▶ [Records]:
****

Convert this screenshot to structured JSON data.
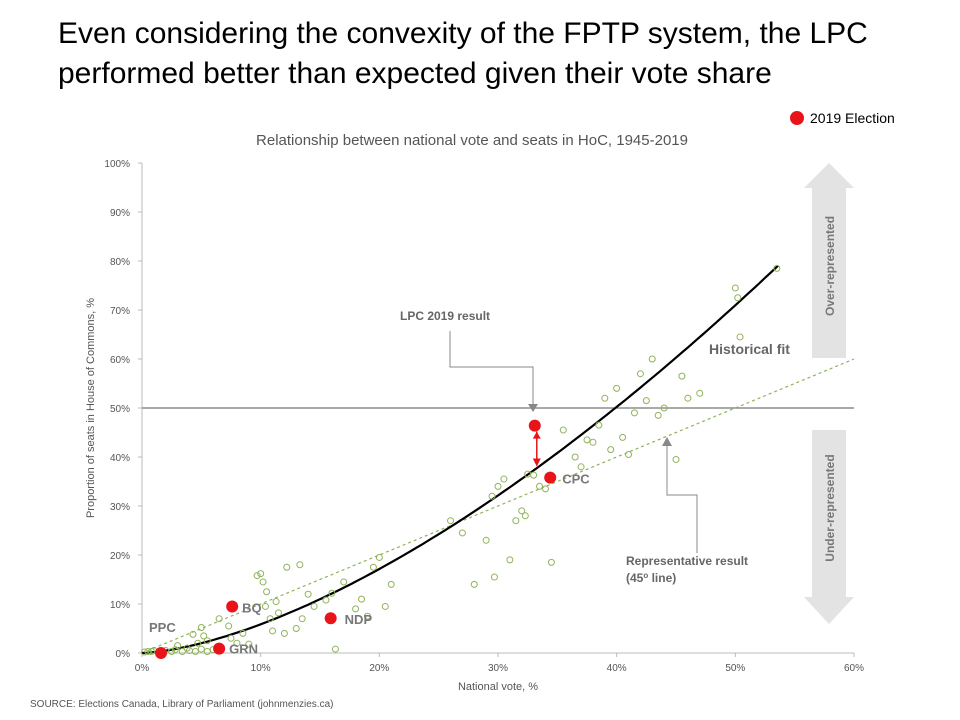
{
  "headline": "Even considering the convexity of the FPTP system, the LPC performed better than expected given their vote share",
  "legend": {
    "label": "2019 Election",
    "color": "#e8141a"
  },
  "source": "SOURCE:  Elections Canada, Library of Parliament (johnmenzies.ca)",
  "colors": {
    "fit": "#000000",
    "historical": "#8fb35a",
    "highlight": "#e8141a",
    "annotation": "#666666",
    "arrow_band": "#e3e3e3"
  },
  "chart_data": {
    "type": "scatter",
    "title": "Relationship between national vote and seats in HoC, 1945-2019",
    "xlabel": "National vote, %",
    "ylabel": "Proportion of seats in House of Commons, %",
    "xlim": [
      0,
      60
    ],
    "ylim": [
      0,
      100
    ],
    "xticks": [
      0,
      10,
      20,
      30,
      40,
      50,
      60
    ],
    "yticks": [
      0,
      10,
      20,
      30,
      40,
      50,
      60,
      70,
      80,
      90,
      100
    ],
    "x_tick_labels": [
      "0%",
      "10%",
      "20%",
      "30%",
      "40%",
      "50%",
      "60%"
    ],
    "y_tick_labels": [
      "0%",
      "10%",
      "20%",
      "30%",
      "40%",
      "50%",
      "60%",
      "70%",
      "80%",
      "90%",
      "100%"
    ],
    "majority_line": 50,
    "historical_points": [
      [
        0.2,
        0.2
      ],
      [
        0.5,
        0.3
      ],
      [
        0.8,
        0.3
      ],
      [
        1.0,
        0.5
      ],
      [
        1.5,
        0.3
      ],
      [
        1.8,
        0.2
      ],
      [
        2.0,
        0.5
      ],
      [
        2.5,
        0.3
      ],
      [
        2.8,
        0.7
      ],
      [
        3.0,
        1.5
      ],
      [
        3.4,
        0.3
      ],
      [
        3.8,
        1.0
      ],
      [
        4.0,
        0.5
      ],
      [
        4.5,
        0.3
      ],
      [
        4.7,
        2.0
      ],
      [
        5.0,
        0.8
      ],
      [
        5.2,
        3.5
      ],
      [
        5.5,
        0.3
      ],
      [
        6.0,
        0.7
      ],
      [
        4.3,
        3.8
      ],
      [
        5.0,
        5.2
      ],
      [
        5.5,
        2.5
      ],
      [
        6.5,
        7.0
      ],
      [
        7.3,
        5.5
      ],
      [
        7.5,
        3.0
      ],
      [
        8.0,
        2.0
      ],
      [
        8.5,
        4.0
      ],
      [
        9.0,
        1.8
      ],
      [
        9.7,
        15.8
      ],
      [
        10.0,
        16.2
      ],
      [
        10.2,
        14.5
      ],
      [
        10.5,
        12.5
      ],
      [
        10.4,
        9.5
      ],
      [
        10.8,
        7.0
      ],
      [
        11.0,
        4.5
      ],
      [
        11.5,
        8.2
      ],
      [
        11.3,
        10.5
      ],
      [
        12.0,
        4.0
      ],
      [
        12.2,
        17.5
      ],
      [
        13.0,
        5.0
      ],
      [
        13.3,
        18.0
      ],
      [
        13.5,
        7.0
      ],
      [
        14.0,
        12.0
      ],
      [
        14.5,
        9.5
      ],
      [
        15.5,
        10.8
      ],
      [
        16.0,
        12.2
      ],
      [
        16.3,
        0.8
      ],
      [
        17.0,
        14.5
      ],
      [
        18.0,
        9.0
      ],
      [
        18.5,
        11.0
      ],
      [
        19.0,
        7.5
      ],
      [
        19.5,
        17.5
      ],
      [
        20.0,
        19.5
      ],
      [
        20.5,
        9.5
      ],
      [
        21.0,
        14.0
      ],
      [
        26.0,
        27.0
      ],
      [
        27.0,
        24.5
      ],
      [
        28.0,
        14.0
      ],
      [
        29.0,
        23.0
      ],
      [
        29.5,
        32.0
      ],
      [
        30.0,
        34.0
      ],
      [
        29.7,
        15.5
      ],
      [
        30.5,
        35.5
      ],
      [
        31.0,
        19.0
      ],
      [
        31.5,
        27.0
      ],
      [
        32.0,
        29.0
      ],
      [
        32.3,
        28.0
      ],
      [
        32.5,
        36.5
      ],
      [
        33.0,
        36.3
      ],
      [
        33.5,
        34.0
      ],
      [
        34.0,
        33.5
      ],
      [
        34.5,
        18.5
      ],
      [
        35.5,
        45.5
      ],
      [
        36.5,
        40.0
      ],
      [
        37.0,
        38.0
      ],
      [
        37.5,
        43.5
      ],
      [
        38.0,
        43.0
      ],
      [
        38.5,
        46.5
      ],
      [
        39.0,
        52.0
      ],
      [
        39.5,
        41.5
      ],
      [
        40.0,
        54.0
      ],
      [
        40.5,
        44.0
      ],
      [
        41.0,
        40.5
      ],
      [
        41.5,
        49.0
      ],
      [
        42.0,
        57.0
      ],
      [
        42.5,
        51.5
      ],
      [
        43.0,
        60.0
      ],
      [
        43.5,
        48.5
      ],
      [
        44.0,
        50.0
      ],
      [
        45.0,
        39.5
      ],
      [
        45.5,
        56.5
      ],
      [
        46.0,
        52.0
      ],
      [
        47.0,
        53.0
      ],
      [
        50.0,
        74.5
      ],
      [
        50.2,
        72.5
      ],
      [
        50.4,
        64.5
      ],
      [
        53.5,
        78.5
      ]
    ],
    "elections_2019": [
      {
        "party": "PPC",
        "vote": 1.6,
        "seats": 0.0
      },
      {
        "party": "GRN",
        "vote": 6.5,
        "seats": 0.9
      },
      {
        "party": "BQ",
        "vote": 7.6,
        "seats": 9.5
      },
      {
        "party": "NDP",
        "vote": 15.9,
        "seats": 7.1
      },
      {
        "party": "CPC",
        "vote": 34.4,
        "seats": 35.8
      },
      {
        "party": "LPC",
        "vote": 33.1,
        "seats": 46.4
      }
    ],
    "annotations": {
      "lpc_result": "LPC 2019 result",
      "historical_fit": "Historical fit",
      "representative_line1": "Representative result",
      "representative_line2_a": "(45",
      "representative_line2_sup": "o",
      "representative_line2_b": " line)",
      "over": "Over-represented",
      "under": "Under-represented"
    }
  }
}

****

▶ [Task]: Search the entries for the word "seats", then list each line that holds it.

▶ [Completed task]:
    "title": "Relationship between national vote and seats in HoC, 1945-2019",
    "ylabel": "Proportion of seats in House of Commons, %",
        "seats": 0.0
        "seats": 0.9
        "seats": 9.5
        "seats": 7.1
        "seats": 35.8
        "seats": 46.4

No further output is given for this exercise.